:: GIVEN DATA ::
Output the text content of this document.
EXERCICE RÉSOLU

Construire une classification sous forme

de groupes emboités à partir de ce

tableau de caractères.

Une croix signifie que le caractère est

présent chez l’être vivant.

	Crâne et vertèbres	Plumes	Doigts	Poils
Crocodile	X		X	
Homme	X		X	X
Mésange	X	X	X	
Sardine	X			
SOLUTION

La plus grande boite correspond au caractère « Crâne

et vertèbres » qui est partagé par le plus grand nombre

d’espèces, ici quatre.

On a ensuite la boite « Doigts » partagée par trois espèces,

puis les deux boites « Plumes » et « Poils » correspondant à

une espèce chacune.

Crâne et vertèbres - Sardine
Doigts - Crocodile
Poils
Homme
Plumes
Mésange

:: EXERCISE PROMPT ::
Restate the data above word for word, please.

:: RESPONSE ::
Output the text content of this document.
EXERCICE RÉSOLU

Construire une classification sous forme

de groupes emboités à partir de ce

tableau de caractères.

Une croix signifie que le caractère est

présent chez l’être vivant.

	Crâne et vertèbres	Plumes	Doigts	Poils
Crocodile	X		X	
Homme	X		X	X
Mésange	X	X	X	
Sardine	X			
SOLUTION

La plus grande boite correspond au caractère « Crâne

et vertèbres » qui est partagé par le plus grand nombre

d’espèces, ici quatre.

On a ensuite la boite « Doigts » partagée par trois espèces,

puis les deux boites « Plumes » et « Poils » correspondant à

une espèce chacune.

Crâne et vertèbres - Sardine
Doigts - Crocodile
Poils
Homme
Plumes
Mésange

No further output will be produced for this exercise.